--- Stated exercise ---
Copy the data word for word, keeping every line.

--- Material for the task ---
--*--
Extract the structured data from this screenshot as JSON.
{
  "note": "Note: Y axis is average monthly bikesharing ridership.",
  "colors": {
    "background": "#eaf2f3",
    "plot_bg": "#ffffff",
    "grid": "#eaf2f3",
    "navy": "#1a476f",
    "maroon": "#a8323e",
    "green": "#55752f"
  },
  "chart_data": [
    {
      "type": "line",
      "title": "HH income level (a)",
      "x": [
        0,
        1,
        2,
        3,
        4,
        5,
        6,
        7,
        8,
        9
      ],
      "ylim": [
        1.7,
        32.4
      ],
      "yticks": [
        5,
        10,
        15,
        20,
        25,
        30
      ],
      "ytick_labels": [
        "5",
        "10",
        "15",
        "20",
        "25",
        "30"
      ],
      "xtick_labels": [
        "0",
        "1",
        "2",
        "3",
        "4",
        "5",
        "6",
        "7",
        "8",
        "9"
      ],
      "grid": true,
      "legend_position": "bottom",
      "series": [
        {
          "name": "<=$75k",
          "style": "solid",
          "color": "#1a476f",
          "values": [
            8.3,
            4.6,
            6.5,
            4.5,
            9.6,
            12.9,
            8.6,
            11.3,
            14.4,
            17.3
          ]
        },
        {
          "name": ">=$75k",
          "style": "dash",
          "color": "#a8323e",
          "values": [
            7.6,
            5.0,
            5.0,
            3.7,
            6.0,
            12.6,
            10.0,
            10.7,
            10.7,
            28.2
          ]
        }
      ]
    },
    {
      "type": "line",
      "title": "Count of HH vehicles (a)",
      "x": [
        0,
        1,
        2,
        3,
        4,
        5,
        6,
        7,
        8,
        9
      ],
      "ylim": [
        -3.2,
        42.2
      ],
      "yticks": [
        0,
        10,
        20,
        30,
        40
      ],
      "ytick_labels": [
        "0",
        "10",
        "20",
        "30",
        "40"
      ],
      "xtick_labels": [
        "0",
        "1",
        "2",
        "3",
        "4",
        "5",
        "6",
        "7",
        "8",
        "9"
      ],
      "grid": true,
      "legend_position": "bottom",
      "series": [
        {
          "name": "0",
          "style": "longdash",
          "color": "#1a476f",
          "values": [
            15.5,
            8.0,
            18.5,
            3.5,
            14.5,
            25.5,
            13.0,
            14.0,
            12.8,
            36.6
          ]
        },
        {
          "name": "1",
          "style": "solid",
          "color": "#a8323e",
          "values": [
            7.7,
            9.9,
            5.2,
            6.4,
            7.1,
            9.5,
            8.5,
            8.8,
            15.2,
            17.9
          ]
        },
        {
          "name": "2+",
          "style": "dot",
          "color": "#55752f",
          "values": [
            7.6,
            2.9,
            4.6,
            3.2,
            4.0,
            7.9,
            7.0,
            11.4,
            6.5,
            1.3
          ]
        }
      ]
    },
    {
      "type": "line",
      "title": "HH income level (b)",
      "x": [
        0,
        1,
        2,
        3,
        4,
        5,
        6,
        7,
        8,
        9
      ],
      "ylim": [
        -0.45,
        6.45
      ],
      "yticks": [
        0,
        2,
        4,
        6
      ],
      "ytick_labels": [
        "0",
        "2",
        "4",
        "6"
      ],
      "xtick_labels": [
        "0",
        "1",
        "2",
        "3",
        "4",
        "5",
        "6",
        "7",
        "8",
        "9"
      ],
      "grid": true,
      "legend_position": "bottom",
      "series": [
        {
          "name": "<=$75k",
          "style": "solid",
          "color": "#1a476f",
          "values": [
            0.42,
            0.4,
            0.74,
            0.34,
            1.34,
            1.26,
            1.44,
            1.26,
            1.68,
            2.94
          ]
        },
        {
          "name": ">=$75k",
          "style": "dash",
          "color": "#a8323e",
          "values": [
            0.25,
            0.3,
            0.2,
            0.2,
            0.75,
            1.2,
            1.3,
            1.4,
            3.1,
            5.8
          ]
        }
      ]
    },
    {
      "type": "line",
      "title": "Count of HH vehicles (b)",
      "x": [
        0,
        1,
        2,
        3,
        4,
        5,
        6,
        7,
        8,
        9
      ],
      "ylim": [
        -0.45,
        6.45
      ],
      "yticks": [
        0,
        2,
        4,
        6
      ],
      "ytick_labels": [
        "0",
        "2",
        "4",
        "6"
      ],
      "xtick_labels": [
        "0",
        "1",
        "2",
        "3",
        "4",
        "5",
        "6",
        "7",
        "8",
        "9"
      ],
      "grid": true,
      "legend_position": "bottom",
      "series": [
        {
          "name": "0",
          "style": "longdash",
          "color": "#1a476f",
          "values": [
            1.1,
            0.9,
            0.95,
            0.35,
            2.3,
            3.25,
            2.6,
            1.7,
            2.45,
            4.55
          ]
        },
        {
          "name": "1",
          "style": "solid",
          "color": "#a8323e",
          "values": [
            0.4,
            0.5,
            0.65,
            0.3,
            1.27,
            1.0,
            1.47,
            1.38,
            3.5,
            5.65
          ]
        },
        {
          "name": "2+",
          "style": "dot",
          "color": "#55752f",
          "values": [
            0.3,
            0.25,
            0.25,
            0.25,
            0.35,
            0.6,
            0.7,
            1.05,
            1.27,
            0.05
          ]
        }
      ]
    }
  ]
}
--*--
--- Response to the task ---
Extract the structured data from this screenshot as JSON.
{
  "note": "Note: Y axis is average monthly bikesharing ridership.",
  "colors": {
    "background": "#eaf2f3",
    "plot_bg": "#ffffff",
    "grid": "#eaf2f3",
    "navy": "#1a476f",
    "maroon": "#a8323e",
    "green": "#55752f"
  },
  "chart_data": [
    {
      "type": "line",
      "title": "HH income level (a)",
      "x": [
        0,
        1,
        2,
        3,
        4,
        5,
        6,
        7,
        8,
        9
      ],
      "ylim": [
        1.7,
        32.4
      ],
      "yticks": [
        5,
        10,
        15,
        20,
        25,
        30
      ],
      "ytick_labels": [
        "5",
        "10",
        "15",
        "20",
        "25",
        "30"
      ],
      "xtick_labels": [
        "0",
        "1",
        "2",
        "3",
        "4",
        "5",
        "6",
        "7",
        "8",
        "9"
      ],
      "grid": true,
      "legend_position": "bottom",
      "series": [
        {
          "name": "<=$75k",
          "style": "solid",
          "color": "#1a476f",
          "values": [
            8.3,
            4.6,
            6.5,
            4.5,
            9.6,
            12.9,
            8.6,
            11.3,
            14.4,
            17.3
          ]
        },
        {
          "name": ">=$75k",
          "style": "dash",
          "color": "#a8323e",
          "values": [
            7.6,
            5.0,
            5.0,
            3.7,
            6.0,
            12.6,
            10.0,
            10.7,
            10.7,
            28.2
          ]
        }
      ]
    },
    {
      "type": "line",
      "title": "Count of HH vehicles (a)",
      "x": [
        0,
        1,
        2,
        3,
        4,
        5,
        6,
        7,
        8,
        9
      ],
      "ylim": [
        -3.2,
        42.2
      ],
      "yticks": [
        0,
        10,
        20,
        30,
        40
      ],
      "ytick_labels": [
        "0",
        "10",
        "20",
        "30",
        "40"
      ],
      "xtick_labels": [
        "0",
        "1",
        "2",
        "3",
        "4",
        "5",
        "6",
        "7",
        "8",
        "9"
      ],
      "grid": true,
      "legend_position": "bottom",
      "series": [
        {
          "name": "0",
          "style": "longdash",
          "color": "#1a476f",
          "values": [
            15.5,
            8.0,
            18.5,
            3.5,
            14.5,
            25.5,
            13.0,
            14.0,
            12.8,
            36.6
          ]
        },
        {
          "name": "1",
          "style": "solid",
          "color": "#a8323e",
          "values": [
            7.7,
            9.9,
            5.2,
            6.4,
            7.1,
            9.5,
            8.5,
            8.8,
            15.2,
            17.9
          ]
        },
        {
          "name": "2+",
          "style": "dot",
          "color": "#55752f",
          "values": [
            7.6,
            2.9,
            4.6,
            3.2,
            4.0,
            7.9,
            7.0,
            11.4,
            6.5,
            1.3
          ]
        }
      ]
    },
    {
      "type": "line",
      "title": "HH income level (b)",
      "x": [
        0,
        1,
        2,
        3,
        4,
        5,
        6,
        7,
        8,
        9
      ],
      "ylim": [
        -0.45,
        6.45
      ],
      "yticks": [
        0,
        2,
        4,
        6
      ],
      "ytick_labels": [
        "0",
        "2",
        "4",
        "6"
      ],
      "xtick_labels": [
        "0",
        "1",
        "2",
        "3",
        "4",
        "5",
        "6",
        "7",
        "8",
        "9"
      ],
      "grid": true,
      "legend_position": "bottom",
      "series": [
        {
          "name": "<=$75k",
          "style": "solid",
          "color": "#1a476f",
          "values": [
            0.42,
            0.4,
            0.74,
            0.34,
            1.34,
            1.26,
            1.44,
            1.26,
            1.68,
            2.94
          ]
        },
        {
          "name": ">=$75k",
          "style": "dash",
          "color": "#a8323e",
          "values": [
            0.25,
            0.3,
            0.2,
            0.2,
            0.75,
            1.2,
            1.3,
            1.4,
            3.1,
            5.8
          ]
        }
      ]
    },
    {
      "type": "line",
      "title": "Count of HH vehicles (b)",
      "x": [
        0,
        1,
        2,
        3,
        4,
        5,
        6,
        7,
        8,
        9
      ],
      "ylim": [
        -0.45,
        6.45
      ],
      "yticks": [
        0,
        2,
        4,
        6
      ],
      "ytick_labels": [
        "0",
        "2",
        "4",
        "6"
      ],
      "xtick_labels": [
        "0",
        "1",
        "2",
        "3",
        "4",
        "5",
        "6",
        "7",
        "8",
        "9"
      ],
      "grid": true,
      "legend_position": "bottom",
      "series": [
        {
          "name": "0",
          "style": "longdash",
          "color": "#1a476f",
          "values": [
            1.1,
            0.9,
            0.95,
            0.35,
            2.3,
            3.25,
            2.6,
            1.7,
            2.45,
            4.55
          ]
        },
        {
          "name": "1",
          "style": "solid",
          "color": "#a8323e",
          "values": [
            0.4,
            0.5,
            0.65,
            0.3,
            1.27,
            1.0,
            1.47,
            1.38,
            3.5,
            5.65
          ]
        },
        {
          "name": "2+",
          "style": "dot",
          "color": "#55752f",
          "values": [
            0.3,
            0.25,
            0.25,
            0.25,
            0.35,
            0.6,
            0.7,
            1.05,
            1.27,
            0.05
          ]
        }
      ]
    }
  ]
}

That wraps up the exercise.